EXERCISE REQUIREMENTS >> Restate the whole of the material. Keep every word, and drop the pictures.
Start
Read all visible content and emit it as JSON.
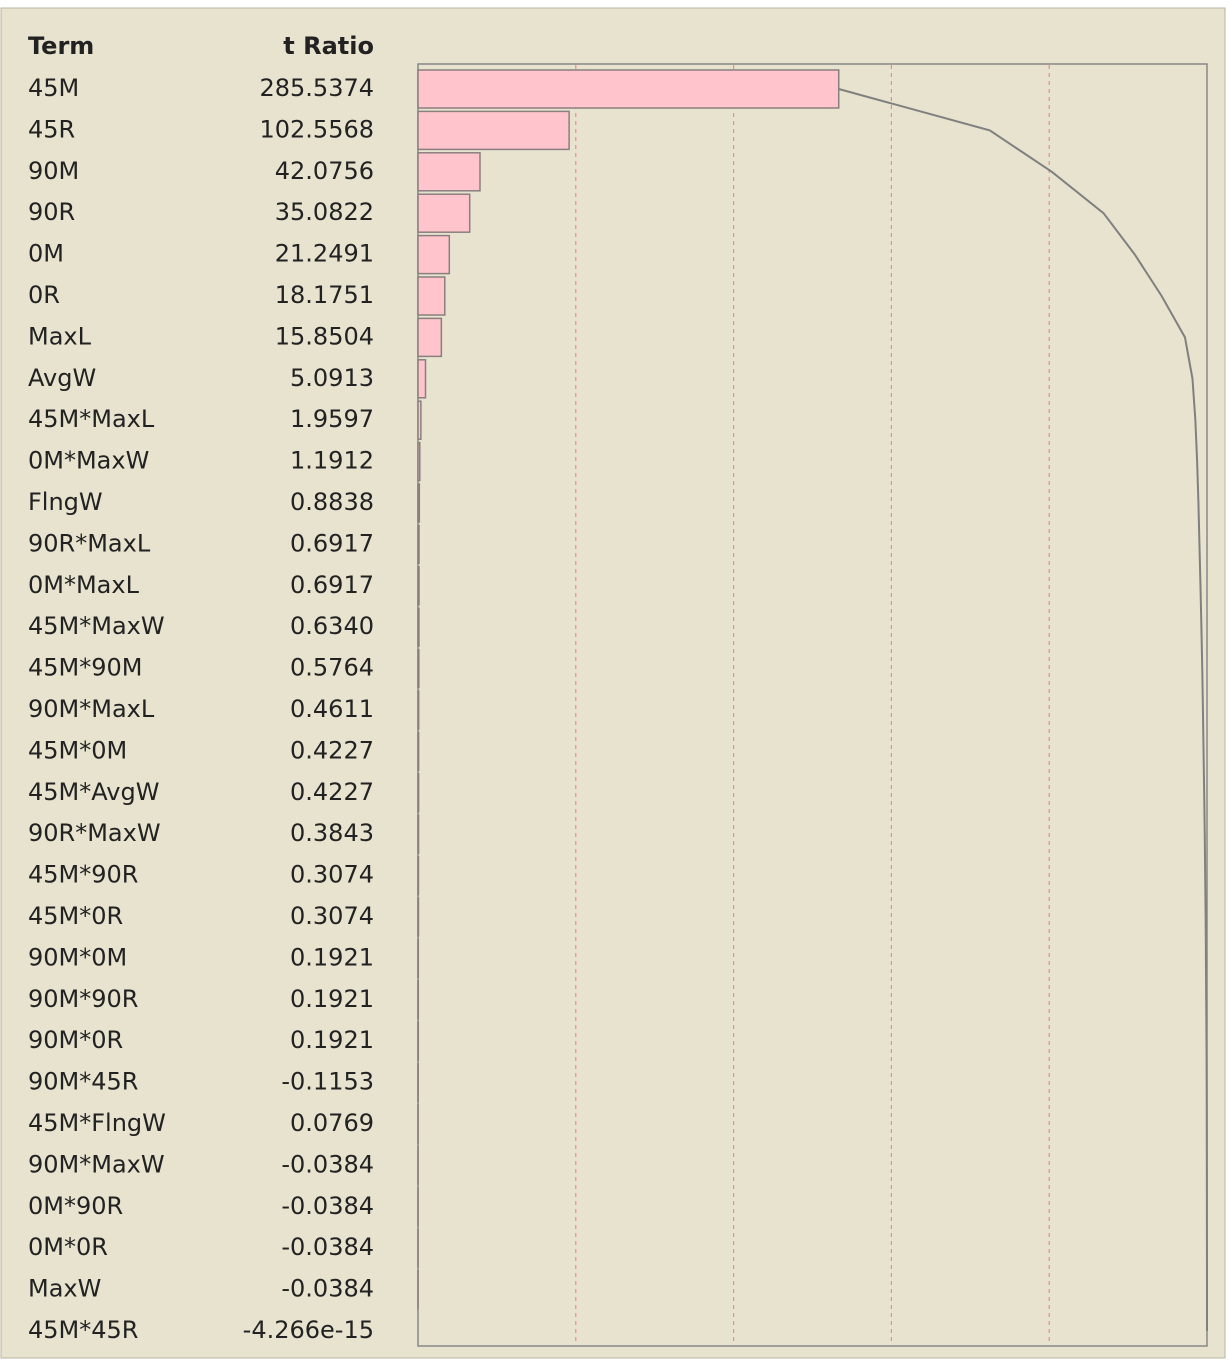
{
  "chart_data": {
    "type": "bar",
    "orientation": "horizontal",
    "columns": [
      "Term",
      "t Ratio"
    ],
    "categories": [
      "45M",
      "45R",
      "90M",
      "90R",
      "0M",
      "0R",
      "MaxL",
      "AvgW",
      "45M*MaxL",
      "0M*MaxW",
      "FlngW",
      "90R*MaxL",
      "0M*MaxL",
      "45M*MaxW",
      "45M*90M",
      "90M*MaxL",
      "45M*0M",
      "45M*AvgW",
      "90R*MaxW",
      "45M*90R",
      "45M*0R",
      "90M*0M",
      "90M*90R",
      "90M*0R",
      "90M*45R",
      "45M*FlngW",
      "90M*MaxW",
      "0M*90R",
      "0M*0R",
      "MaxW",
      "45M*45R"
    ],
    "values": [
      285.5374,
      102.5568,
      42.0756,
      35.0822,
      21.2491,
      18.1751,
      15.8504,
      5.0913,
      1.9597,
      1.1912,
      0.8838,
      0.6917,
      0.6917,
      0.634,
      0.5764,
      0.4611,
      0.4227,
      0.4227,
      0.3843,
      0.3074,
      0.3074,
      0.1921,
      0.1921,
      0.1921,
      -0.1153,
      0.0769,
      -0.0384,
      -0.0384,
      -0.0384,
      -0.0384,
      -4.266e-15
    ],
    "value_labels": [
      "285.5374",
      "102.5568",
      "42.0756",
      "35.0822",
      "21.2491",
      "18.1751",
      "15.8504",
      "5.0913",
      "1.9597",
      "1.1912",
      "0.8838",
      "0.6917",
      "0.6917",
      "0.6340",
      "0.5764",
      "0.4611",
      "0.4227",
      "0.4227",
      "0.3843",
      "0.3074",
      "0.3074",
      "0.1921",
      "0.1921",
      "0.1921",
      "-0.1153",
      "0.0769",
      "-0.0384",
      "-0.0384",
      "-0.0384",
      "-0.0384",
      "-4.266e-15"
    ],
    "xlim": [
      0,
      535.47
    ],
    "xticks": [
      107.09,
      214.19,
      321.28,
      428.38
    ],
    "grid": true,
    "color": "#ffc4cc",
    "edge_color": "#8a7f80",
    "grid_color": "#f08a8a",
    "curve_color": "#808080",
    "cumulative_curve": true
  }
}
End
REPLY TO THE EXERCISE >>
Read all visible content and emit it as JSON.
{
  "chart_data": {
    "type": "bar",
    "orientation": "horizontal",
    "columns": [
      "Term",
      "t Ratio"
    ],
    "categories": [
      "45M",
      "45R",
      "90M",
      "90R",
      "0M",
      "0R",
      "MaxL",
      "AvgW",
      "45M*MaxL",
      "0M*MaxW",
      "FlngW",
      "90R*MaxL",
      "0M*MaxL",
      "45M*MaxW",
      "45M*90M",
      "90M*MaxL",
      "45M*0M",
      "45M*AvgW",
      "90R*MaxW",
      "45M*90R",
      "45M*0R",
      "90M*0M",
      "90M*90R",
      "90M*0R",
      "90M*45R",
      "45M*FlngW",
      "90M*MaxW",
      "0M*90R",
      "0M*0R",
      "MaxW",
      "45M*45R"
    ],
    "values": [
      285.5374,
      102.5568,
      42.0756,
      35.0822,
      21.2491,
      18.1751,
      15.8504,
      5.0913,
      1.9597,
      1.1912,
      0.8838,
      0.6917,
      0.6917,
      0.634,
      0.5764,
      0.4611,
      0.4227,
      0.4227,
      0.3843,
      0.3074,
      0.3074,
      0.1921,
      0.1921,
      0.1921,
      -0.1153,
      0.0769,
      -0.0384,
      -0.0384,
      -0.0384,
      -0.0384,
      -4.266e-15
    ],
    "value_labels": [
      "285.5374",
      "102.5568",
      "42.0756",
      "35.0822",
      "21.2491",
      "18.1751",
      "15.8504",
      "5.0913",
      "1.9597",
      "1.1912",
      "0.8838",
      "0.6917",
      "0.6917",
      "0.6340",
      "0.5764",
      "0.4611",
      "0.4227",
      "0.4227",
      "0.3843",
      "0.3074",
      "0.3074",
      "0.1921",
      "0.1921",
      "0.1921",
      "-0.1153",
      "0.0769",
      "-0.0384",
      "-0.0384",
      "-0.0384",
      "-0.0384",
      "-4.266e-15"
    ],
    "xlim": [
      0,
      535.47
    ],
    "xticks": [
      107.09,
      214.19,
      321.28,
      428.38
    ],
    "grid": true,
    "color": "#ffc4cc",
    "edge_color": "#8a7f80",
    "grid_color": "#f08a8a",
    "curve_color": "#808080",
    "cumulative_curve": true
  }
}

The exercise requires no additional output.